**Aim of the task:**
Without the pictures, print each of the records below exactly as it appears.

**Data rows:**
....

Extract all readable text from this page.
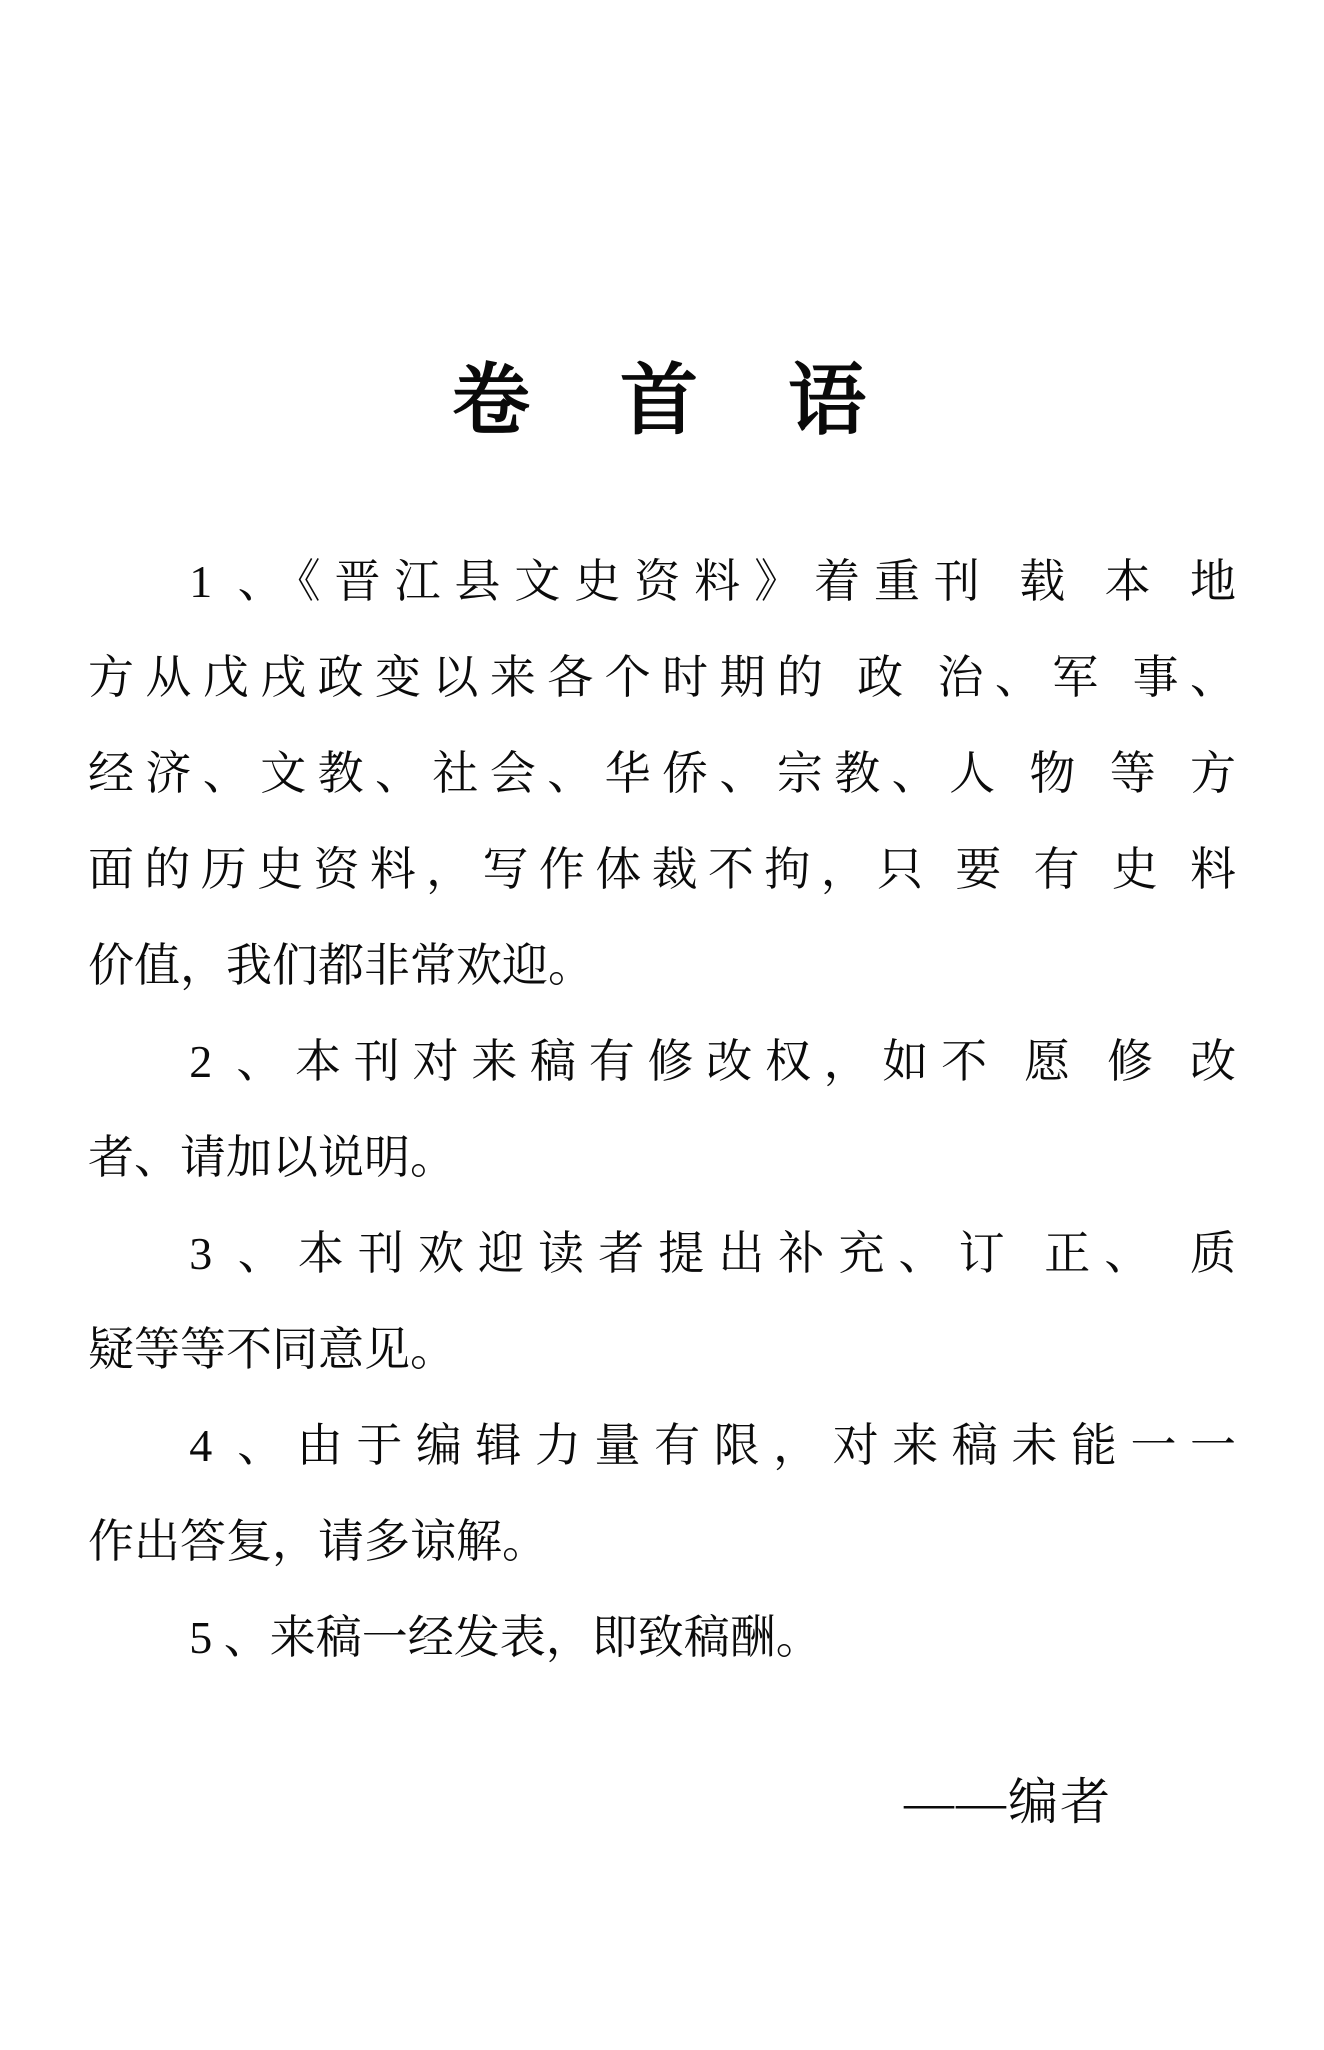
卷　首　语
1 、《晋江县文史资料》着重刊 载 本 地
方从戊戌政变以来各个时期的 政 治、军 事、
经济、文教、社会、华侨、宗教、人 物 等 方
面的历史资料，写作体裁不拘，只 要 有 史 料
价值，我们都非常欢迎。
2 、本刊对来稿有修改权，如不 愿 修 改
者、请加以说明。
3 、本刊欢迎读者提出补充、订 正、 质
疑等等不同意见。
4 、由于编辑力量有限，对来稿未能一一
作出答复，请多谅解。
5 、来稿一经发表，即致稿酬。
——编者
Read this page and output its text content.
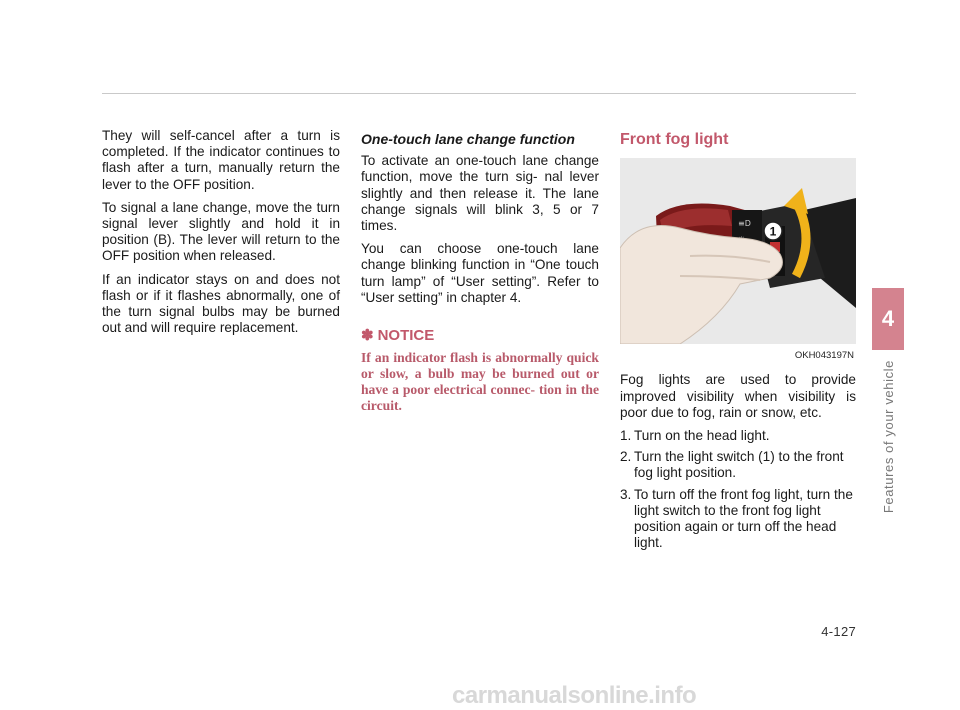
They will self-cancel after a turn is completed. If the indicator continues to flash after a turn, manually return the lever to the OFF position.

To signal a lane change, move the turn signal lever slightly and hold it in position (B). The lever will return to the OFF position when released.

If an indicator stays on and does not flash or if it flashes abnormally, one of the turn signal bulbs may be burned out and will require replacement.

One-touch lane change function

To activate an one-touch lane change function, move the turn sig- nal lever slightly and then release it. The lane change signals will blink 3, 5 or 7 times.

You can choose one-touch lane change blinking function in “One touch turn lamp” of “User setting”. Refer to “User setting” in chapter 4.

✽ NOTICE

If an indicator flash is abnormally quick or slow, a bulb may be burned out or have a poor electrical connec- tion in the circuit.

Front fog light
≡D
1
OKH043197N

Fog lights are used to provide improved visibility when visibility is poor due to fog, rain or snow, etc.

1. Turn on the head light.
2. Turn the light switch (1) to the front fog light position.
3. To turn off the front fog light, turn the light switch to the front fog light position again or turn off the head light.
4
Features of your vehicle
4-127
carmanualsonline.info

....

**Exercise result:**
Extract all readable text from this page.
卷　首　语
1 、《晋江县文史资料》着重刊 载 本 地
方从戊戌政变以来各个时期的 政 治、军 事、
经济、文教、社会、华侨、宗教、人 物 等 方
面的历史资料，写作体裁不拘，只 要 有 史 料
价值，我们都非常欢迎。
2 、本刊对来稿有修改权，如不 愿 修 改
者、请加以说明。
3 、本刊欢迎读者提出补充、订 正、 质
疑等等不同意见。
4 、由于编辑力量有限，对来稿未能一一
作出答复，请多谅解。
5 、来稿一经发表，即致稿酬。
——编者
Read this page and output its text content.
They will self-cancel after a turn is completed. If the indicator continues to flash after a turn, manually return the lever to the OFF position.

To signal a lane change, move the turn signal lever slightly and hold it in position (B). The lever will return to the OFF position when released.

If an indicator stays on and does not flash or if it flashes abnormally, one of the turn signal bulbs may be burned out and will require replacement.

One-touch lane change function

To activate an one-touch lane change function, move the turn sig- nal lever slightly and then release it. The lane change signals will blink 3, 5 or 7 times.

You can choose one-touch lane change blinking function in “One touch turn lamp” of “User setting”. Refer to “User setting” in chapter 4.

✽ NOTICE

If an indicator flash is abnormally quick or slow, a bulb may be burned out or have a poor electrical connec- tion in the circuit.

Front fog light
≡D
1
OKH043197N

Fog lights are used to provide improved visibility when visibility is poor due to fog, rain or snow, etc.

1. Turn on the head light.
2. Turn the light switch (1) to the front fog light position.
3. To turn off the front fog light, turn the light switch to the front fog light position again or turn off the head light.
4
Features of your vehicle
4-127
carmanualsonline.info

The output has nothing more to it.